— Start Materials provided —
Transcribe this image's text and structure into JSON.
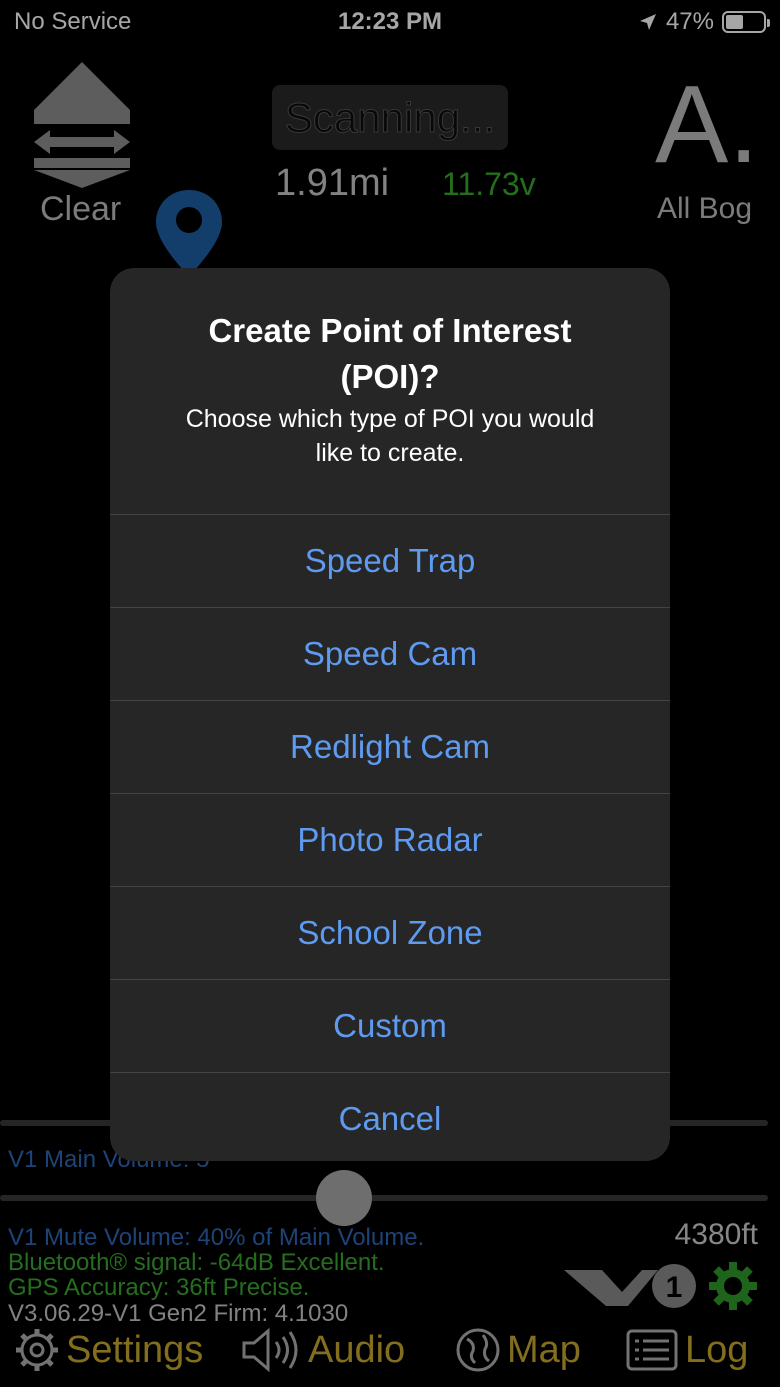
{
  "status_bar": {
    "carrier": "No Service",
    "time": "12:23 PM",
    "battery": "47%",
    "battery_level": 0.47
  },
  "header": {
    "clear_label": "Clear",
    "scan_status": "Scanning...",
    "distance": "1.91mi",
    "voltage": "11.73v",
    "mode_letter": "A.",
    "mode_label": "All Bog"
  },
  "dialog": {
    "title_line1": "Create Point of Interest",
    "title_line2": "(POI)?",
    "message_line1": "Choose which type of POI you would",
    "message_line2": "like to create.",
    "actions": [
      {
        "label": "Speed Trap"
      },
      {
        "label": "Speed Cam"
      },
      {
        "label": "Redlight Cam"
      },
      {
        "label": "Photo Radar"
      },
      {
        "label": "School Zone"
      },
      {
        "label": "Custom"
      },
      {
        "label": "Cancel"
      }
    ]
  },
  "footer": {
    "main_volume": "V1 Main Volume: 5",
    "mute_volume": "V1 Mute Volume: 40% of Main Volume.",
    "bluetooth": "Bluetooth® signal: -64dB Excellent.",
    "gps": "GPS Accuracy: 36ft Precise.",
    "version": "V3.06.29-V1 Gen2 Firm: 4.1030",
    "altitude": "4380ft",
    "logo_text": "1"
  },
  "nav": {
    "settings": "Settings",
    "audio": "Audio",
    "map": "Map",
    "log": "Log"
  },
  "colors": {
    "accent_blue": "#5e9bf0",
    "green": "#3aaa2e",
    "gold": "#c9a92f",
    "info_blue": "#2e68b8"
  }
}
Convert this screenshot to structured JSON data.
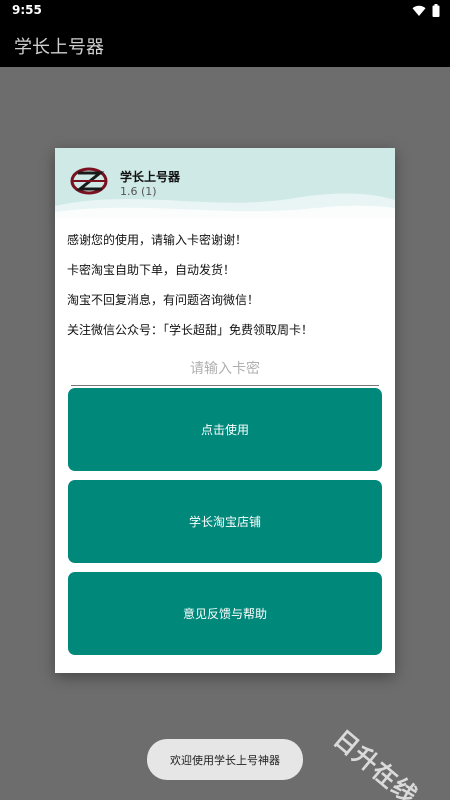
{
  "status_bar": {
    "time": "9:55"
  },
  "app_bar": {
    "title": "学长上号器"
  },
  "dialog": {
    "app_name": "学长上号器",
    "version": "1.6 (1)",
    "notice_lines": [
      "感谢您的使用，请输入卡密谢谢！",
      "卡密淘宝自助下单，自动发货！",
      "淘宝不回复消息，有问题咨询微信！",
      "关注微信公众号：「学长超甜」免费领取周卡！"
    ],
    "card_input": {
      "placeholder": "请输入卡密",
      "value": ""
    },
    "buttons": {
      "use": "点击使用",
      "shop": "学长淘宝店铺",
      "feedback": "意见反馈与帮助"
    }
  },
  "toast": {
    "text": "欢迎使用学长上号神器"
  },
  "watermark": {
    "text": "日升在线"
  },
  "colors": {
    "accent": "#00897b",
    "header_tint": "#cfe9e6",
    "scrim": "#6d6d6d",
    "toast_bg": "#e6e6e6"
  },
  "icons": [
    "wifi-icon",
    "battery-icon",
    "app-logo-icon"
  ]
}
— End Materials provided —
**The request**
The pictures in the entries should be left out; output everything else exactly.

**Answer to this task**
Transcribe this image's text and structure into JSON.
{
  "status_bar": {
    "carrier": "No Service",
    "time": "12:23 PM",
    "battery": "47%",
    "battery_level": 0.47
  },
  "header": {
    "clear_label": "Clear",
    "scan_status": "Scanning...",
    "distance": "1.91mi",
    "voltage": "11.73v",
    "mode_letter": "A.",
    "mode_label": "All Bog"
  },
  "dialog": {
    "title_line1": "Create Point of Interest",
    "title_line2": "(POI)?",
    "message_line1": "Choose which type of POI you would",
    "message_line2": "like to create.",
    "actions": [
      {
        "label": "Speed Trap"
      },
      {
        "label": "Speed Cam"
      },
      {
        "label": "Redlight Cam"
      },
      {
        "label": "Photo Radar"
      },
      {
        "label": "School Zone"
      },
      {
        "label": "Custom"
      },
      {
        "label": "Cancel"
      }
    ]
  },
  "footer": {
    "main_volume": "V1 Main Volume: 5",
    "mute_volume": "V1 Mute Volume: 40% of Main Volume.",
    "bluetooth": "Bluetooth® signal: -64dB Excellent.",
    "gps": "GPS Accuracy: 36ft Precise.",
    "version": "V3.06.29-V1 Gen2 Firm: 4.1030",
    "altitude": "4380ft",
    "logo_text": "1"
  },
  "nav": {
    "settings": "Settings",
    "audio": "Audio",
    "map": "Map",
    "log": "Log"
  },
  "colors": {
    "accent_blue": "#5e9bf0",
    "green": "#3aaa2e",
    "gold": "#c9a92f",
    "info_blue": "#2e68b8"
  }
}
Convert this screenshot to structured JSON data.
{
  "status_bar": {
    "time": "9:55"
  },
  "app_bar": {
    "title": "学长上号器"
  },
  "dialog": {
    "app_name": "学长上号器",
    "version": "1.6 (1)",
    "notice_lines": [
      "感谢您的使用，请输入卡密谢谢！",
      "卡密淘宝自助下单，自动发货！",
      "淘宝不回复消息，有问题咨询微信！",
      "关注微信公众号：「学长超甜」免费领取周卡！"
    ],
    "card_input": {
      "placeholder": "请输入卡密",
      "value": ""
    },
    "buttons": {
      "use": "点击使用",
      "shop": "学长淘宝店铺",
      "feedback": "意见反馈与帮助"
    }
  },
  "toast": {
    "text": "欢迎使用学长上号神器"
  },
  "watermark": {
    "text": "日升在线"
  },
  "colors": {
    "accent": "#00897b",
    "header_tint": "#cfe9e6",
    "scrim": "#6d6d6d",
    "toast_bg": "#e6e6e6"
  },
  "icons": [
    "wifi-icon",
    "battery-icon",
    "app-logo-icon"
  ]
}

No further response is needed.